* start *

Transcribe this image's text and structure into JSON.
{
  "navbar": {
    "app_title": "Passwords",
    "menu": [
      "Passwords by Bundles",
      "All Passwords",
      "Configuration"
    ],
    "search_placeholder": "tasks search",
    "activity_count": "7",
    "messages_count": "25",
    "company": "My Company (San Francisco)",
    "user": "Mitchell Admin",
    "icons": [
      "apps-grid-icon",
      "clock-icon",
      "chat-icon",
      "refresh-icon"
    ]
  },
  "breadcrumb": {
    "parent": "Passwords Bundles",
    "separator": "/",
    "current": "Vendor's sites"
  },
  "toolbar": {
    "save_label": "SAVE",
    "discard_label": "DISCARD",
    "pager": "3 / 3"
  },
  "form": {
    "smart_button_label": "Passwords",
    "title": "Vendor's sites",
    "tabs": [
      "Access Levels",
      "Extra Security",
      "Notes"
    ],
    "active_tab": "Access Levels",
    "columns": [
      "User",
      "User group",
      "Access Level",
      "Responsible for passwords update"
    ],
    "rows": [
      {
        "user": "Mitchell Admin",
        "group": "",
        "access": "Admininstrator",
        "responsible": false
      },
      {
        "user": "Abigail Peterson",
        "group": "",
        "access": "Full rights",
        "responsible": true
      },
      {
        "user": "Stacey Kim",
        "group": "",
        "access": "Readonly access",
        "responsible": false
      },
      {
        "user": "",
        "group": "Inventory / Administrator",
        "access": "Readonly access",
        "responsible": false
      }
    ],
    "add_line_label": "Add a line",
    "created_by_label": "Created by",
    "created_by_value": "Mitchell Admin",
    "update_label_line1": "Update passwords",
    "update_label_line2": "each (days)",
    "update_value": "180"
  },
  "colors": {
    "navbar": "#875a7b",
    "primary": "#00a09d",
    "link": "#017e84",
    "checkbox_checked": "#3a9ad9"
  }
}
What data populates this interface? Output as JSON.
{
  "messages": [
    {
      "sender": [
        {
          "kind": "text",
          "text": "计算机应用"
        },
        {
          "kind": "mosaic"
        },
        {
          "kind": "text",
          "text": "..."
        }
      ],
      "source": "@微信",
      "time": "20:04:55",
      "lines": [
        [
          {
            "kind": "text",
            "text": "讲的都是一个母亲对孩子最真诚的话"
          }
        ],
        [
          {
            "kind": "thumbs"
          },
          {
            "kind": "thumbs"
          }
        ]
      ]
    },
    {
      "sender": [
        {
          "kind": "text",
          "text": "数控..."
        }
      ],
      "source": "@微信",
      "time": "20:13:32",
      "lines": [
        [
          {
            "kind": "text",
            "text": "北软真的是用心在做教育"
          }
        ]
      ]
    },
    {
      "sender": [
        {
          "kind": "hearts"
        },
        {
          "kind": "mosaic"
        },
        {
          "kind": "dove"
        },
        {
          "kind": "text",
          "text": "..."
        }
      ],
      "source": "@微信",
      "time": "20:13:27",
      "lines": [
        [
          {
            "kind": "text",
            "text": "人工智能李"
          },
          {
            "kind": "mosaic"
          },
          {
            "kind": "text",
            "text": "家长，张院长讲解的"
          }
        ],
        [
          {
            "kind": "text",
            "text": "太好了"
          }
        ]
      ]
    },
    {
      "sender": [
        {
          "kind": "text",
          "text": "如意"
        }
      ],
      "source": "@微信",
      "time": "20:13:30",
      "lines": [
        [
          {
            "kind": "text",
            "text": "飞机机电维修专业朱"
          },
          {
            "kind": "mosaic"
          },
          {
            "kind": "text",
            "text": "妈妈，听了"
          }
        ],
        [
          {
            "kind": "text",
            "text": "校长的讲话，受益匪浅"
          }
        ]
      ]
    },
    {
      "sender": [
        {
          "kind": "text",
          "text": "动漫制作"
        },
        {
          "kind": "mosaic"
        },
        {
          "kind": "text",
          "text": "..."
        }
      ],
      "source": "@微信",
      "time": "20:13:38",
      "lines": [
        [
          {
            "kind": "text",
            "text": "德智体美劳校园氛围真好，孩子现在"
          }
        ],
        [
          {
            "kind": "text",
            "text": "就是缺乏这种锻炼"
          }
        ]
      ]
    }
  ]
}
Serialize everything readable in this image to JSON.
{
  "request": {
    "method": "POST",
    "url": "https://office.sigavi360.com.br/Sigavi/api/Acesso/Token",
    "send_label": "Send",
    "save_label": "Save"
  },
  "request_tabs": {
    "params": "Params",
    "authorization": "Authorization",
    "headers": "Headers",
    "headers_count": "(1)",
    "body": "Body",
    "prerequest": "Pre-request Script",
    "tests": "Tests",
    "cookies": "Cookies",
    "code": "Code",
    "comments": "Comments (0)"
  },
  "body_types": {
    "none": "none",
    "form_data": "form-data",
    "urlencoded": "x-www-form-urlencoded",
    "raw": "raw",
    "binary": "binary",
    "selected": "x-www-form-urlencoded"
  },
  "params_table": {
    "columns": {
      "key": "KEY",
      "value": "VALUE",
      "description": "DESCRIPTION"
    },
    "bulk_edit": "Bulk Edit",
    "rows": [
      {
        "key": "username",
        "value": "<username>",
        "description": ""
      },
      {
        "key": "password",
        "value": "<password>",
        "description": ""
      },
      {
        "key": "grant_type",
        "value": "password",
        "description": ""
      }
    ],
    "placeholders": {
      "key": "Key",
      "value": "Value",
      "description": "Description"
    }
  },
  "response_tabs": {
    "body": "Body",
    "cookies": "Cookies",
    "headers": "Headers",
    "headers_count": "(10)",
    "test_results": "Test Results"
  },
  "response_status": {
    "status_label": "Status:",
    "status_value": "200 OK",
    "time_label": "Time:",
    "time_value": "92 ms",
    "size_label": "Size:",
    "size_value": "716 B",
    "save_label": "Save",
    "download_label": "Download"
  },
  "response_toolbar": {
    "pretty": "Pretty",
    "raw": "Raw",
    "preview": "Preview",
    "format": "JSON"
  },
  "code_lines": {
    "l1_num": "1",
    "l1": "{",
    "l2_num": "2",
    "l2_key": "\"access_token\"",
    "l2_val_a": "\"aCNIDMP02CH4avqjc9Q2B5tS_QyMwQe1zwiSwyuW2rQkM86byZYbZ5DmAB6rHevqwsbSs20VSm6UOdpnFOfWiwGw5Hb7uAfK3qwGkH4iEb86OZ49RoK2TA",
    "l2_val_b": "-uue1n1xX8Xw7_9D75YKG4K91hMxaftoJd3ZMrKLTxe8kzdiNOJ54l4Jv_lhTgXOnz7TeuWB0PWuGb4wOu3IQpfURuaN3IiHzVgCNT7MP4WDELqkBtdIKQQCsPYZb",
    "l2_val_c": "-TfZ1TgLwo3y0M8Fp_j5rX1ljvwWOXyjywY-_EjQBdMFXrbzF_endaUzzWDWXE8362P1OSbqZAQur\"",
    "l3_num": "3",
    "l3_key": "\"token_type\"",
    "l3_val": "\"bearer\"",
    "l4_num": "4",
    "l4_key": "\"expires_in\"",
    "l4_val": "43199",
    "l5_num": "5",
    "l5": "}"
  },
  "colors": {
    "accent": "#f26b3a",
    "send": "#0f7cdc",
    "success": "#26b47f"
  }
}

* end *

= Given request =
State, as a bare number, how many lines of the listing hold the word "data".

= Exercise solution =
2